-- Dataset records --
**********
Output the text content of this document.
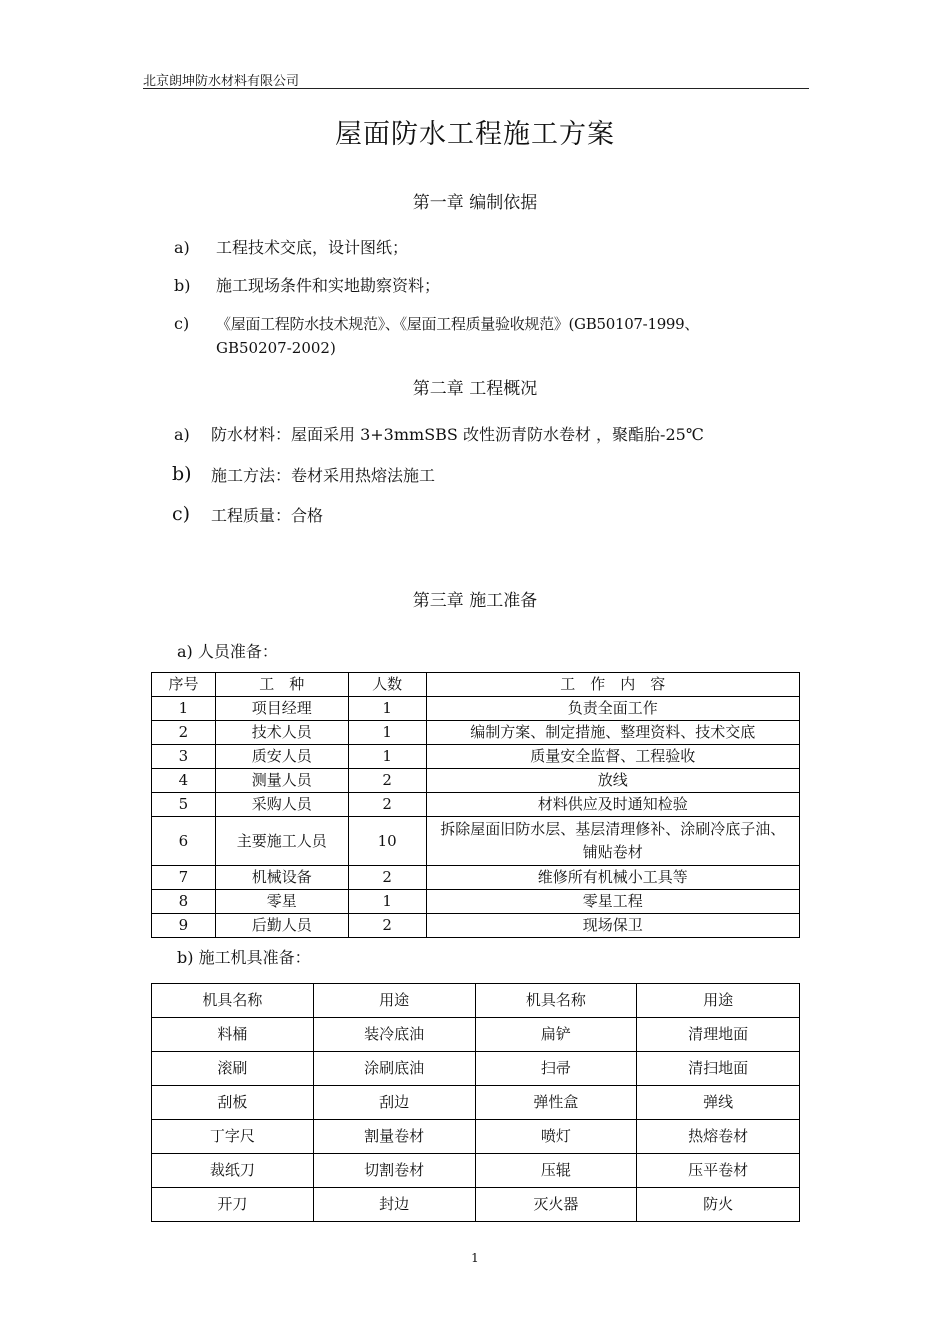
北京朗坤防水材料有限公司
屋面防水工程施工方案
第一章 编制依据
a) 工程技术交底，设计图纸；
b) 施工现场条件和实地勘察资料；
c) 《屋面工程防水技术规范》、《屋面工程质量验收规范》(GB50107-1999、
GB50207-2002)
第二章 工程概况
a) 防水材料：屋面采用 3+3mmSBS 改性沥青防水卷材 ，聚酯胎-25℃
b) 施工方法：卷材采用热熔法施工
c) 工程质量：合格
第三章 施工准备
a) 人员准备：
序号	工　种	人数	工　作　内　容
1	项目经理	1	负责全面工作
2	技术人员	1	编制方案、制定措施、整理资料、技术交底
3	质安人员	1	质量安全监督、工程验收
4	测量人员	2	放线
5	采购人员	2	材料供应及时通知检验
6	主要施工人员	10	拆除屋面旧防水层、基层清理修补、涂刷冷底子油、铺贴卷材
7	机械设备	2	维修所有机械小工具等
8	零星	1	零星工程
9	后勤人员	2	现场保卫
b) 施工机具准备：
机具名称	用途	机具名称	用途
料桶	装冷底油	扁铲	清理地面
滚刷	涂刷底油	扫帚	清扫地面
刮板	刮边	弹性盒	弹线
丁字尺	割量卷材	喷灯	热熔卷材
裁纸刀	切割卷材	压辊	压平卷材
开刀	封边	灭火器	防火
1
**********
-- Written problem --
Excluding the pictures, restate the records above word for word.

-- Task output --
Output the text content of this document.
北京朗坤防水材料有限公司
屋面防水工程施工方案
第一章 编制依据
a) 工程技术交底，设计图纸；
b) 施工现场条件和实地勘察资料；
c) 《屋面工程防水技术规范》、《屋面工程质量验收规范》(GB50107-1999、
GB50207-2002)
第二章 工程概况
a) 防水材料：屋面采用 3+3mmSBS 改性沥青防水卷材 ，聚酯胎-25℃
b) 施工方法：卷材采用热熔法施工
c) 工程质量：合格
第三章 施工准备
a) 人员准备：
序号	工　种	人数	工　作　内　容
1	项目经理	1	负责全面工作
2	技术人员	1	编制方案、制定措施、整理资料、技术交底
3	质安人员	1	质量安全监督、工程验收
4	测量人员	2	放线
5	采购人员	2	材料供应及时通知检验
6	主要施工人员	10	拆除屋面旧防水层、基层清理修补、涂刷冷底子油、铺贴卷材
7	机械设备	2	维修所有机械小工具等
8	零星	1	零星工程
9	后勤人员	2	现场保卫
b) 施工机具准备：
机具名称	用途	机具名称	用途
料桶	装冷底油	扁铲	清理地面
滚刷	涂刷底油	扫帚	清扫地面
刮板	刮边	弹性盒	弹线
丁字尺	割量卷材	喷灯	热熔卷材
裁纸刀	切割卷材	压辊	压平卷材
开刀	封边	灭火器	防火
1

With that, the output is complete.